[Records from a collection of figures]
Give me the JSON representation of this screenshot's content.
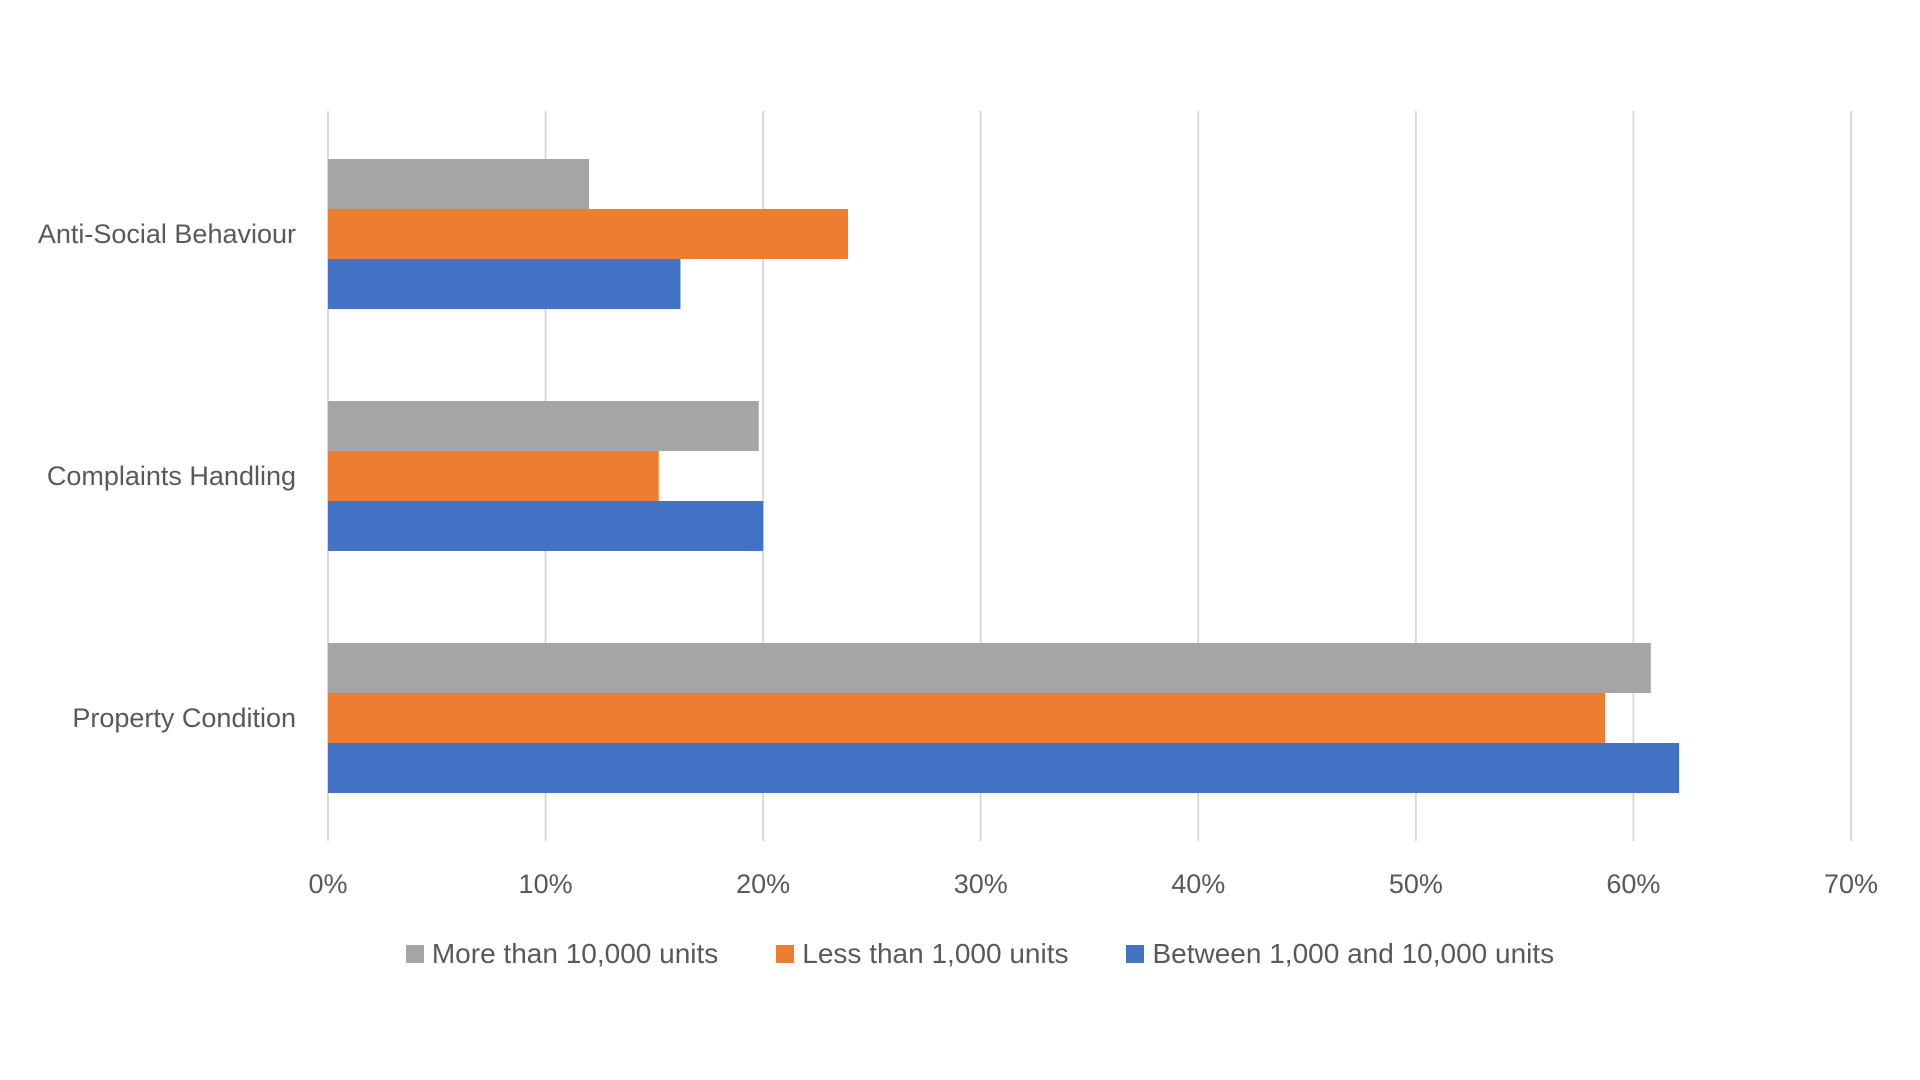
{
  "chart_data": {
    "type": "bar",
    "orientation": "horizontal",
    "title": "",
    "xlabel": "",
    "ylabel": "",
    "categories": [
      "Anti-Social Behaviour",
      "Complaints Handling",
      "Property Condition"
    ],
    "series": [
      {
        "name": "More than 10,000 units",
        "color": "#A5A5A5",
        "values": [
          12.0,
          19.8,
          60.8
        ]
      },
      {
        "name": "Less than 1,000 units",
        "color": "#ED7D31",
        "values": [
          23.9,
          15.2,
          58.7
        ]
      },
      {
        "name": "Between 1,000 and 10,000 units",
        "color": "#4472C4",
        "values": [
          16.2,
          20.0,
          62.1
        ]
      }
    ],
    "xlim": [
      0,
      70
    ],
    "x_ticks": [
      "0%",
      "10%",
      "20%",
      "30%",
      "40%",
      "50%",
      "60%",
      "70%"
    ],
    "grid": true,
    "legend_position": "bottom"
  }
}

● SET PROBLEM: Give the entries again without a single change, but with no pictures.

● ANSWER BELOW:
Give me the JSON representation of this screenshot's content.
{
  "chart_data": {
    "type": "bar",
    "orientation": "horizontal",
    "title": "",
    "xlabel": "",
    "ylabel": "",
    "categories": [
      "Anti-Social Behaviour",
      "Complaints Handling",
      "Property Condition"
    ],
    "series": [
      {
        "name": "More than 10,000 units",
        "color": "#A5A5A5",
        "values": [
          12.0,
          19.8,
          60.8
        ]
      },
      {
        "name": "Less than 1,000 units",
        "color": "#ED7D31",
        "values": [
          23.9,
          15.2,
          58.7
        ]
      },
      {
        "name": "Between 1,000 and 10,000 units",
        "color": "#4472C4",
        "values": [
          16.2,
          20.0,
          62.1
        ]
      }
    ],
    "xlim": [
      0,
      70
    ],
    "x_ticks": [
      "0%",
      "10%",
      "20%",
      "30%",
      "40%",
      "50%",
      "60%",
      "70%"
    ],
    "grid": true,
    "legend_position": "bottom"
  }
}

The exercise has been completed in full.